ListenAddress 0.0.0.0

ListenAddress ::

#HostKey /etc/ssh/ssh_host_rsa_key

#HostKey /etc/ssh/ssh_host_ecdsa_key

#HostKey /etc/ssh/ssh_host_ed25519_key

# Ciphers and keying

#RekeyLimit default none

# Logging

#SyslogFacility AUTH

#LogLevel INFO

# Authentication:

#LoginGraceTime 2m

PermitRootLogin yes

#StrictModes yes

#MaxAuthTries 6

#MaxSessions 10

#PubkeyAuthentication yes

# The default is to check both .ssh/authorized_keys and .ssh/authorized_keys2

# but this is overridden so installations will only check .ssh/authorized_keys

#AuthorizedKeysFile   .ssh/authorized_keys

#AuthorizedPrincipalsFile none

#AuthorizedKeysCommand none

#AuthorizedKeysCommandUser nobody

# For this to work you will also need host keys in /etc/ssh/ssh_known_hosts

#HostbasedAuthentication no

# Change to yes if you don't trust ~/.ssh/known_hosts for

# HostbasedAuthentication

#IgnoreUserKnownHosts no

# Don't read the user's ~/.rhosts and ~/.shosts files

#IgnoreRhosts yes

# To disable tunneled clear text passwords, change to no here!

PasswordAuthentication no

#PermitEmptyPasswords no

# Change to no to disable s/key passwords

#ChallengeResponseAuthentication yes

# Kerberos options

#KerberosAuthentication no

#KerberosOrLocalPasswd yes

#KerberosTicketCleanup yes

#KerberosGetAFSToken no

# GSSAPI options

#GSSAPIAuthentication no

#GSSAPICleanupCredentials yes

# Set this to 'yes' to enable PAM authentication, account processing,

# and session processing. If this is enabled, PAM authentication will

# be allowed through the ChallengeResponseAuthentication and

# PasswordAuthentication.  Depending on your PAM configuration,

# PAM authentication via ChallengeResponseAuthentication may bypass

# the setting of "PermitRootLogin without-password".

Direction 1 ▸
In the SSH configuration text, what value is PasswordAuthentication set to?
Direction 2 ▸
Copy the SSH configuration text word for word, from "# HostbasedAuthentication" to "to no here!".

Excerpted data ▸
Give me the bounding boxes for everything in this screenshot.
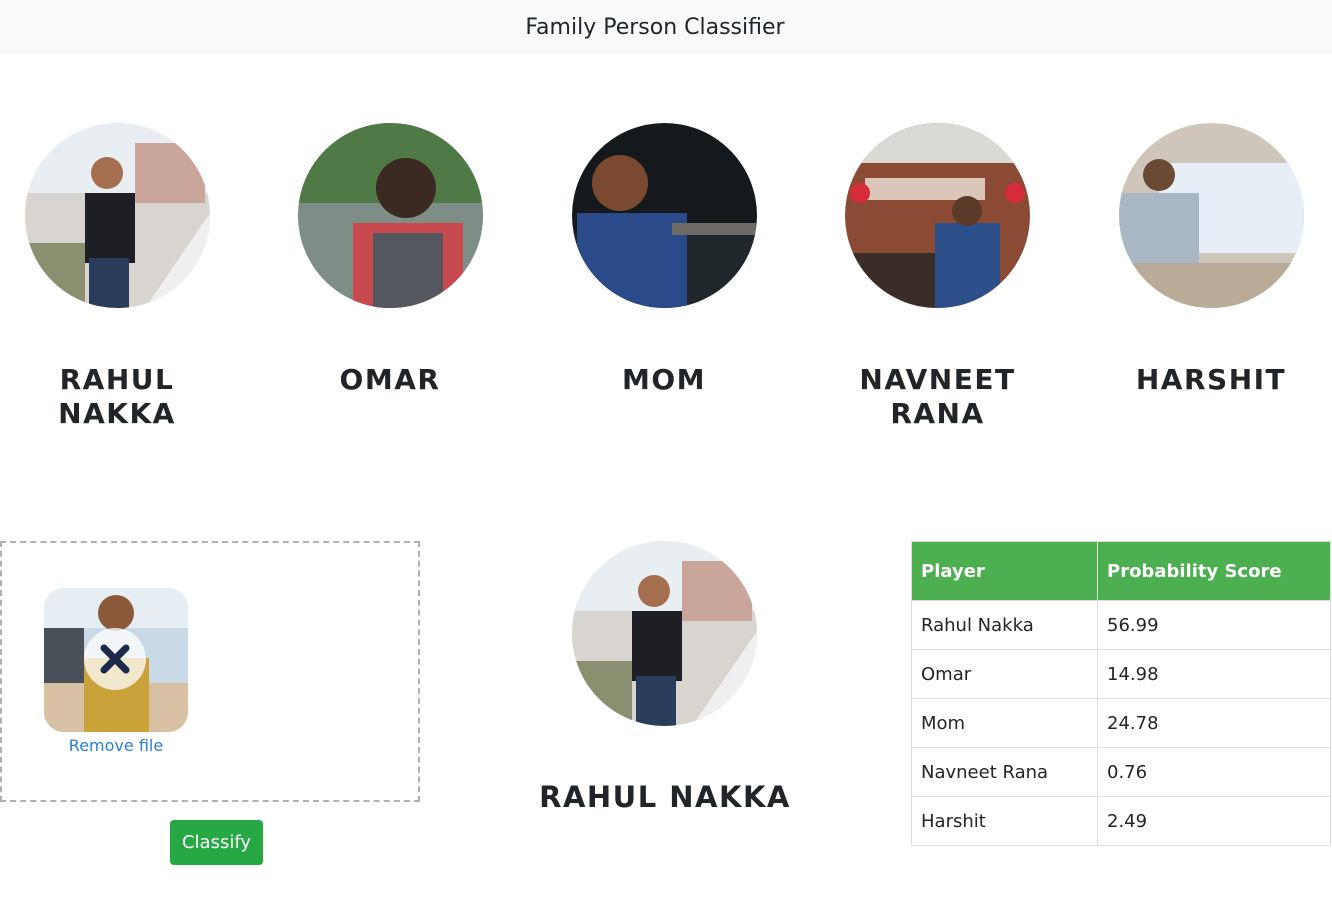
classify-button[interactable]: Classify	[170, 820, 263, 865]
player-cell: Omar	[911, 649, 1098, 699]
player-cell: Mom	[911, 698, 1098, 748]
header-probability: Probability Score	[1097, 541, 1331, 601]
person-name-omar: Omar	[339, 363, 441, 396]
probability-table: Player Probability Score Rahul Nakka 56.…	[911, 541, 1331, 846]
photo-omar	[298, 123, 483, 308]
remove-file-link[interactable]: Remove file	[44, 736, 188, 755]
score-cell: 2.49	[1097, 796, 1331, 846]
score-cell: 56.99	[1097, 600, 1331, 650]
app-title: Family Person Classifier	[525, 14, 785, 40]
person-name-navneet-rana: Navneet Rana	[859, 363, 1016, 430]
table-row: Omar 14.98	[911, 649, 1331, 699]
result-name: RAHUL NAKKA	[539, 780, 791, 814]
photo-mom	[572, 123, 757, 308]
uploaded-image-thumbnail	[44, 588, 188, 732]
photo-harshit	[1119, 123, 1304, 308]
table-row: Navneet Rana 0.76	[911, 747, 1331, 797]
person-name-rahul-nakka: Rahul Nakka	[58, 363, 176, 430]
table-header-row: Player Probability Score	[911, 541, 1331, 601]
player-cell: Rahul Nakka	[911, 600, 1098, 650]
result-photo	[572, 541, 757, 726]
header-player: Player	[911, 541, 1098, 601]
person-name-harshit: Harshit	[1135, 363, 1287, 396]
file-dropzone[interactable]: Remove file	[0, 541, 420, 802]
player-cell: Navneet Rana	[911, 747, 1098, 797]
photo-rahul-nakka	[25, 123, 210, 308]
player-cell: Harshit	[911, 796, 1098, 846]
navbar: Family Person Classifier	[0, 0, 1332, 54]
person-name-mom: Mom	[621, 363, 707, 396]
table-row: Rahul Nakka 56.99	[911, 600, 1331, 650]
score-cell: 24.78	[1097, 698, 1331, 748]
score-cell: 14.98	[1097, 649, 1331, 699]
table-row: Mom 24.78	[911, 698, 1331, 748]
remove-overlay-icon[interactable]	[84, 628, 146, 690]
table-row: Harshit 2.49	[911, 796, 1331, 846]
score-cell: 0.76	[1097, 747, 1331, 797]
photo-navneet-rana	[845, 123, 1030, 308]
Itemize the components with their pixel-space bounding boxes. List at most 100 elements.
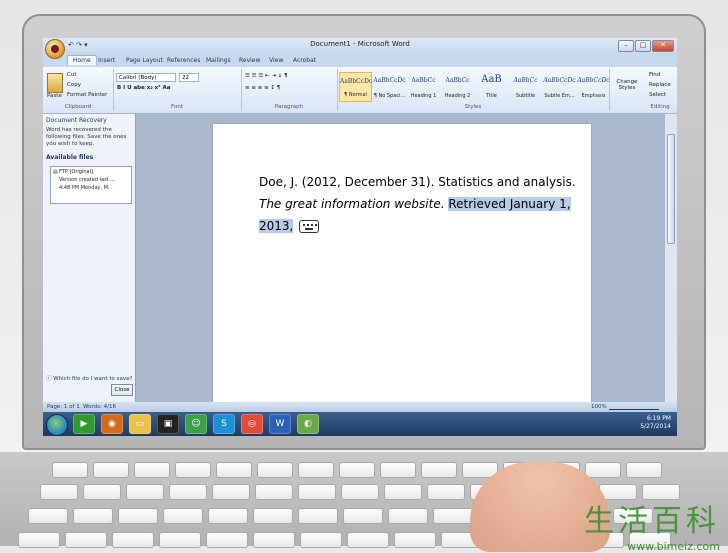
- recovery-message: Word has recovered the following files. …: [46, 127, 127, 147]
- key: [216, 462, 252, 478]
- citation-line-2: The great information website. Retrieved…: [259, 197, 571, 211]
- key: [343, 508, 383, 524]
- key: [126, 484, 164, 500]
- chrome-icon[interactable]: ◎: [241, 414, 263, 434]
- selected-text: Retrieved January 1,: [448, 197, 571, 211]
- key: [253, 508, 293, 524]
- style-subtle-emphasis[interactable]: AaBbCcDc Subtle Em...: [543, 72, 576, 102]
- window-controls: – □ ✕: [618, 40, 674, 52]
- paste-button[interactable]: Paste: [47, 93, 62, 99]
- tab-mailings[interactable]: Mailings: [201, 56, 236, 65]
- terminal-icon[interactable]: ▣: [157, 414, 179, 434]
- messenger-icon[interactable]: ☺: [185, 414, 207, 434]
- style-heading-1[interactable]: AaBbCc Heading 1: [407, 72, 440, 102]
- tab-acrobat[interactable]: Acrobat: [288, 56, 321, 65]
- select-button[interactable]: Select: [649, 92, 666, 98]
- explorer-folder-icon[interactable]: ▭: [129, 414, 151, 434]
- key: [339, 462, 375, 478]
- key: [73, 508, 113, 524]
- key: [169, 484, 207, 500]
- close-button[interactable]: ✕: [652, 40, 674, 52]
- style-normal[interactable]: AaBbCcDc ¶ Normal: [339, 72, 372, 102]
- format-painter-button[interactable]: Format Painter: [67, 92, 107, 98]
- style-no-spacing[interactable]: AaBbCcDc ¶ No Spaci...: [373, 72, 406, 102]
- tab-insert[interactable]: Insert: [93, 56, 120, 65]
- find-button[interactable]: Find: [649, 72, 660, 78]
- replace-button[interactable]: Replace: [649, 82, 671, 88]
- font-family-select[interactable]: Calibri (Body): [116, 73, 176, 82]
- word-count[interactable]: Words: 4/16: [83, 404, 116, 410]
- style-title[interactable]: AaB Title: [475, 72, 508, 102]
- zoom-slider[interactable]: [609, 403, 659, 410]
- clock-date: 5/27/2014: [640, 423, 671, 430]
- office-logo-icon: ⬤: [50, 44, 60, 53]
- key: [212, 484, 250, 500]
- key: [384, 484, 422, 500]
- key: [626, 462, 662, 478]
- recovery-close-button[interactable]: Close: [111, 384, 133, 396]
- keyboard-icon: [299, 220, 320, 233]
- page-count[interactable]: Page: 1 of 1: [47, 404, 80, 410]
- key: [255, 484, 293, 500]
- maximize-button[interactable]: □: [635, 40, 651, 52]
- recovered-file-version: Version created last ...: [59, 177, 115, 183]
- skype-icon[interactable]: S: [213, 414, 235, 434]
- taskbar: ▶ ◉ ▭ ▣ ☺ S ◎ W ◐ 6:19 PM 5/27/2014: [43, 412, 677, 436]
- minimize-button[interactable]: –: [618, 40, 634, 52]
- document-icon: ▤: [53, 169, 58, 175]
- office-button[interactable]: ⬤: [45, 39, 65, 59]
- media-player-icon[interactable]: ▶: [73, 414, 95, 434]
- list-buttons[interactable]: ☰ ☰ ☰ ⇤ ⇥ ↓ ¶: [245, 73, 288, 79]
- start-button[interactable]: [46, 414, 68, 436]
- app-icon[interactable]: ◐: [297, 414, 319, 434]
- tab-page-layout[interactable]: Page Layout: [121, 56, 168, 65]
- key: [83, 484, 121, 500]
- status-bar: Page: 1 of 1 Words: 4/16 100%: [43, 402, 677, 412]
- available-files-heading: Available files: [46, 154, 94, 161]
- style-heading-2[interactable]: AaBbCc Heading 2: [441, 72, 474, 102]
- citation-title: The great information website.: [259, 197, 445, 211]
- font-size-select[interactable]: 22: [179, 73, 199, 82]
- paragraph-label: Paragraph: [274, 104, 304, 110]
- change-styles-button[interactable]: Change Styles: [615, 79, 639, 91]
- watermark: 生活百科 www.bimeiz.com: [584, 496, 720, 553]
- ribbon-tabs: Home Insert Page Layout References Maili…: [43, 54, 677, 67]
- styles-label: Styles: [464, 104, 482, 110]
- ribbon: Paste Cut Copy Format Painter Clipboard …: [43, 67, 677, 114]
- style-subtitle[interactable]: AaBbCc Subtitle: [509, 72, 542, 102]
- copy-button[interactable]: Copy: [67, 82, 81, 88]
- clock[interactable]: 6:19 PM 5/27/2014: [640, 415, 671, 431]
- selected-text-end: 2013,: [259, 219, 294, 233]
- key: [421, 462, 457, 478]
- recovery-help-link[interactable]: ⓘ Which file do I want to save?: [46, 374, 132, 382]
- cut-button[interactable]: Cut: [67, 72, 76, 78]
- align-buttons[interactable]: ≡ ≡ ≡ ≡ ↕ ¶: [245, 85, 280, 91]
- scrollbar-thumb[interactable]: [667, 134, 675, 244]
- style-emphasis[interactable]: AaBbCcDc Emphasis: [577, 72, 610, 102]
- tab-view[interactable]: View: [264, 56, 288, 65]
- styles-group: AaBbCcDc ¶ Normal AaBbCcDc ¶ No Spaci... A…: [337, 69, 610, 111]
- key: [118, 508, 158, 524]
- word-icon[interactable]: W: [269, 414, 291, 434]
- recovered-file-time: 4:48 PM Monday, M...: [59, 185, 113, 191]
- paragraph-group: ☰ ☰ ☰ ⇤ ⇥ ↓ ¶ ≡ ≡ ≡ ≡ ↕ ¶ Paragraph: [241, 69, 338, 111]
- recovered-file-item[interactable]: ▤ FTP [Original] Version created last ..…: [50, 166, 132, 204]
- tab-references[interactable]: References: [162, 56, 205, 65]
- vertical-scrollbar[interactable]: [664, 114, 677, 402]
- firefox-icon[interactable]: ◉: [101, 414, 123, 434]
- tab-review[interactable]: Review: [234, 56, 265, 65]
- zoom-level[interactable]: 100%: [591, 404, 607, 410]
- document-page[interactable]: Doe, J. (2012, December 31). Statistics …: [213, 124, 591, 414]
- work-area: Document Recovery Word has recovered the…: [43, 114, 677, 414]
- font-label: Font: [171, 104, 183, 110]
- clipboard-label: Clipboard: [64, 104, 92, 110]
- paste-icon[interactable]: [47, 73, 63, 93]
- key: [93, 462, 129, 478]
- key: [433, 508, 473, 524]
- key: [298, 462, 334, 478]
- key: [28, 508, 68, 524]
- screen: ↶ ↷ ▾ Document1 - Microsoft Word – □ ✕ ⬤…: [43, 38, 677, 436]
- font-format-buttons[interactable]: B I U abe x₂ x² Aa: [117, 85, 170, 91]
- key: [298, 484, 336, 500]
- key: [427, 484, 465, 500]
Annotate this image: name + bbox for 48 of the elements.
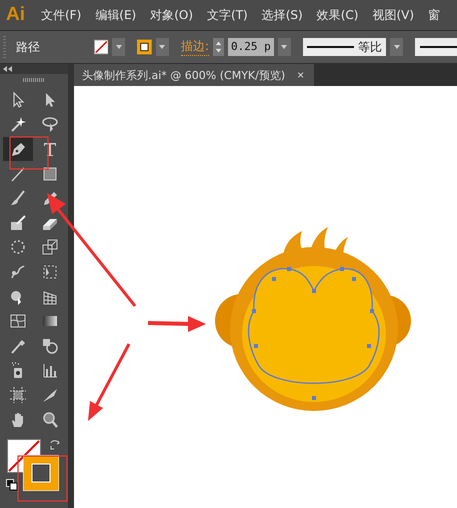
menu-item[interactable]: 窗 (423, 6, 446, 24)
menu-item[interactable]: 选择(S) (256, 6, 309, 24)
caret-icon (159, 45, 166, 49)
stroke-swatch-icon[interactable] (23, 455, 59, 492)
paintbrush-icon (9, 189, 27, 208)
pointer-arrow (148, 316, 206, 332)
blob-brush-icon (9, 214, 27, 232)
app-logo: Ai (6, 4, 26, 26)
artboard-icon (9, 386, 27, 404)
stroke-profile-field[interactable]: 等比 (302, 38, 386, 56)
scale-icon (41, 238, 59, 256)
caret-icon (281, 45, 288, 49)
menu-item[interactable]: 编辑(E) (90, 6, 142, 24)
caret-icon (394, 45, 400, 49)
collapse-icon[interactable] (3, 66, 12, 72)
swap-arrows-icon[interactable] (49, 439, 61, 452)
bar-graph-icon (41, 361, 59, 380)
dropdown-button[interactable] (278, 38, 291, 56)
tool-button[interactable] (3, 137, 33, 161)
no-fill-swatch-icon[interactable] (94, 39, 108, 55)
dropdown-button[interactable] (156, 38, 169, 56)
document-tab[interactable]: 头像制作系列.ai* @ 600% (CMYK/预览) × (74, 64, 314, 86)
dropdown-button[interactable] (112, 38, 126, 56)
brush-field[interactable] (415, 38, 457, 56)
menu-item[interactable]: 对象(O) (145, 6, 200, 24)
warp-icon (9, 262, 27, 281)
stroke-swatch-icon[interactable] (137, 39, 152, 55)
menu-item[interactable]: 文字(T) (202, 6, 254, 24)
highlight-frame (9, 136, 49, 170)
close-tab-button[interactable]: × (297, 68, 304, 82)
stroke-weight-field[interactable]: 0.25 p (228, 38, 274, 56)
mesh-icon (9, 312, 27, 330)
dropdown-button[interactable] (390, 38, 404, 56)
magic-wand-icon (9, 115, 27, 134)
selection-type-label: 路径 (14, 38, 41, 56)
lasso-icon (41, 115, 59, 134)
menu-item[interactable]: 视图(V) (367, 6, 420, 24)
default-colors-icon[interactable] (6, 479, 18, 492)
menu-item[interactable]: 效果(C) (312, 6, 364, 24)
highlight-frame (17, 455, 68, 502)
spinner-arrows-icon[interactable] (212, 38, 224, 56)
menu-item[interactable]: 文件(F) (36, 6, 88, 24)
caret-icon (116, 45, 122, 49)
free-transform-icon (41, 262, 59, 281)
rectangle-icon (41, 164, 59, 183)
blend-icon (41, 336, 59, 355)
rotate-icon (9, 238, 27, 256)
magnifier-icon (41, 410, 59, 429)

Task response 1 ▸
It is set to no.

Task response 2 ▸
# HostbasedAuthentication

#IgnoreUserKnownHosts no

# Don't read the user's ~/.rhosts and ~/.shosts files

#IgnoreRhosts yes

# To disable tunneled clear text passwords, change to no here!